■ Work to complete: Say how many lines include the word "ropa", using only a number.

■ Dataset:
-- START --

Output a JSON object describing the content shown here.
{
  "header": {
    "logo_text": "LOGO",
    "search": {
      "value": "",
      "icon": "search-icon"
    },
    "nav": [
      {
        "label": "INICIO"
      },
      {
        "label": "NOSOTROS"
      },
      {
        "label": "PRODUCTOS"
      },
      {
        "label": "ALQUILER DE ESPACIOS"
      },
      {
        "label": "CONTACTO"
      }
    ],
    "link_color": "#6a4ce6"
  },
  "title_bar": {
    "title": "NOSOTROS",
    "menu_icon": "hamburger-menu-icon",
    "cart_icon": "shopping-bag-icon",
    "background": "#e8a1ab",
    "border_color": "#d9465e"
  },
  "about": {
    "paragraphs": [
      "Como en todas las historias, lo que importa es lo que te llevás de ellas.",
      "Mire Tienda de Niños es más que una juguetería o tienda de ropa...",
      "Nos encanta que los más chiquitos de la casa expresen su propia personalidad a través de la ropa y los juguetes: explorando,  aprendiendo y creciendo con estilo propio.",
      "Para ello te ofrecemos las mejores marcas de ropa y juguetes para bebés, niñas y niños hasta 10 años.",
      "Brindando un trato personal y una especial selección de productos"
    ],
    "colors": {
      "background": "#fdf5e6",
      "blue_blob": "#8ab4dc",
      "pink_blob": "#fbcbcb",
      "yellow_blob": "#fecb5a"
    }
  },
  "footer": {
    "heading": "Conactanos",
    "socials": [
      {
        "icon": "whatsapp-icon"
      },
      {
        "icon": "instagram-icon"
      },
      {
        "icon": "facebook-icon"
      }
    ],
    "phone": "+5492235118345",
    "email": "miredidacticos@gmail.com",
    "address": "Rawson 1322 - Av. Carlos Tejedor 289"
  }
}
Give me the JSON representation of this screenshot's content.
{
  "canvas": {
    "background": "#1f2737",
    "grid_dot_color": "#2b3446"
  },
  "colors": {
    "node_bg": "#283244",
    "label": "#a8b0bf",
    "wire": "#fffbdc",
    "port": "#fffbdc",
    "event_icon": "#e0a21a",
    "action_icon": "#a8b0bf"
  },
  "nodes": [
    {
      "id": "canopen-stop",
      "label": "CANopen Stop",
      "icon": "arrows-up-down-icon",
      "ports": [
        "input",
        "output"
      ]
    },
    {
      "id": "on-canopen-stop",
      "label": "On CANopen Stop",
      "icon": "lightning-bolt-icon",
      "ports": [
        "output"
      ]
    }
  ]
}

-- END --
-- START --

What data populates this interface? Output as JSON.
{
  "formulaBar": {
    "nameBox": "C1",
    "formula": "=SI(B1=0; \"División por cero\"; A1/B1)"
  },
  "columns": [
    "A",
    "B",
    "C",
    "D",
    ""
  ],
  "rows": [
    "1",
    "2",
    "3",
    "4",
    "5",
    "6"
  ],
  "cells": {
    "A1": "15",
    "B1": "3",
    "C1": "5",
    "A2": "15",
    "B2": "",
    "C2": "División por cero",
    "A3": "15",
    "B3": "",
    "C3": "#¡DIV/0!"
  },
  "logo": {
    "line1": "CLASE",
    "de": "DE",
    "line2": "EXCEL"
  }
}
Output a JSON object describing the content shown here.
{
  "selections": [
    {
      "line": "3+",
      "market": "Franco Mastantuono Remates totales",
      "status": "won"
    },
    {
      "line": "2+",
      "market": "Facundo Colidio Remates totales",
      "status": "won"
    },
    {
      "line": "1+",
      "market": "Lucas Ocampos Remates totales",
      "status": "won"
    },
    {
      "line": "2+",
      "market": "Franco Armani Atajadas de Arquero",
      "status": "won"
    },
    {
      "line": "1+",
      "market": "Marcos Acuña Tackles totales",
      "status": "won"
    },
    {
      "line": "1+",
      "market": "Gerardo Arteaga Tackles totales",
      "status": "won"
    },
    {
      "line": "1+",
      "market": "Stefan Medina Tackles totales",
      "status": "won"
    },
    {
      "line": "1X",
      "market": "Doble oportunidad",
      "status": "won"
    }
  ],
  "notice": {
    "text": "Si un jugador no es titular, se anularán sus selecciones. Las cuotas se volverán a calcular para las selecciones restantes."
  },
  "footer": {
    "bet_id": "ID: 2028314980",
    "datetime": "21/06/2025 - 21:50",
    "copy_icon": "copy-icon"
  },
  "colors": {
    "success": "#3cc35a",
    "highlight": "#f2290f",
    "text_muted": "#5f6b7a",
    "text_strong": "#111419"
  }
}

-- END --
-- START --

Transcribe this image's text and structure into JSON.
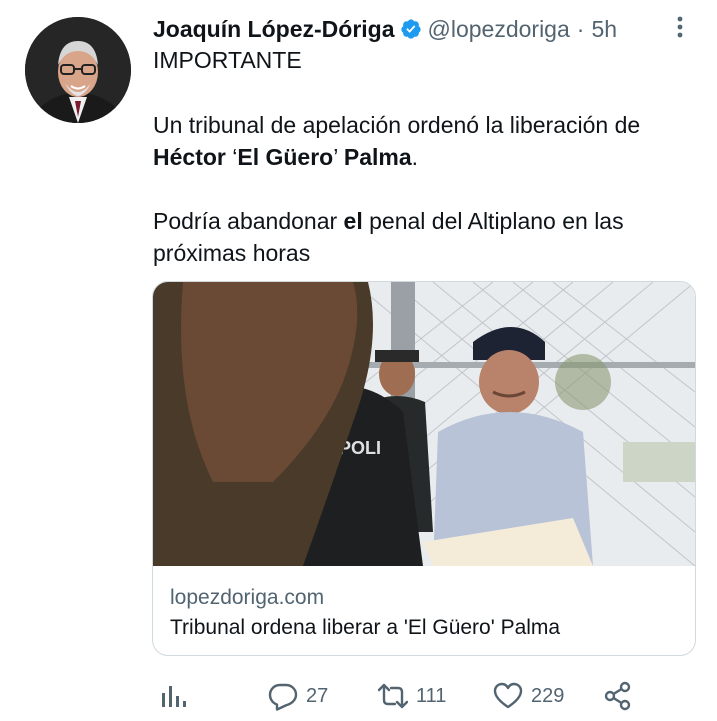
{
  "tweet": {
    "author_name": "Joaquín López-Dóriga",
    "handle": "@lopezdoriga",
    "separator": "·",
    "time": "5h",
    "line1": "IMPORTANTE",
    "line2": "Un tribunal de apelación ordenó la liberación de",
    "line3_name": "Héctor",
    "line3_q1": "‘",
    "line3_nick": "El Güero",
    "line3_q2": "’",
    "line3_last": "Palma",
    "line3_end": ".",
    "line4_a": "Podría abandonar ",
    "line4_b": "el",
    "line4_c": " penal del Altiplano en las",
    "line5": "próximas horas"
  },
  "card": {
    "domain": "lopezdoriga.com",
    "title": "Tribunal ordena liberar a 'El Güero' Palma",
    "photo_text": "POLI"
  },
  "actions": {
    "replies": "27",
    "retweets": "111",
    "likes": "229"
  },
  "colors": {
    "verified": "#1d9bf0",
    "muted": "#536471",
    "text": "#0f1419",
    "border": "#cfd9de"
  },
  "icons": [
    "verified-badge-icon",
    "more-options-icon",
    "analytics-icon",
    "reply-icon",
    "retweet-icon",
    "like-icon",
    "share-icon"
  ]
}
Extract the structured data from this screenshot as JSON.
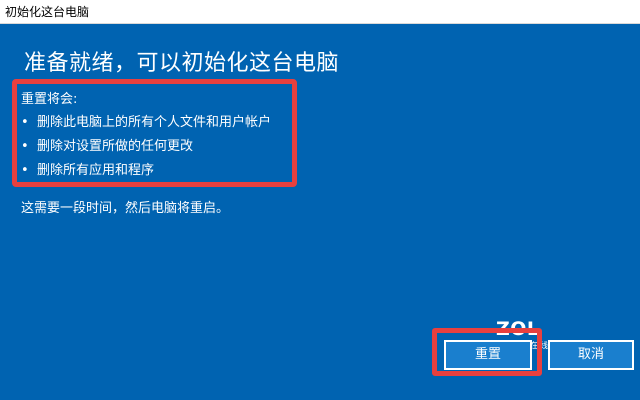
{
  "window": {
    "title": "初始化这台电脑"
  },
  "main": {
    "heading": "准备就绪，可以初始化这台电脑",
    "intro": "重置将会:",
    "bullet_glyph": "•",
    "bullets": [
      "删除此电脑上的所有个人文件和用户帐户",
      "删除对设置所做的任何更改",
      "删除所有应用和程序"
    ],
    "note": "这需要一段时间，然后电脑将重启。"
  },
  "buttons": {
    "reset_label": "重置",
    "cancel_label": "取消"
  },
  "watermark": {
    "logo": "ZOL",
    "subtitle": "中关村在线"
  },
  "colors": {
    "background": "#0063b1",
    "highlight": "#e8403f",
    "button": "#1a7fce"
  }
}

-- END --

■ Answer for this exercise: 3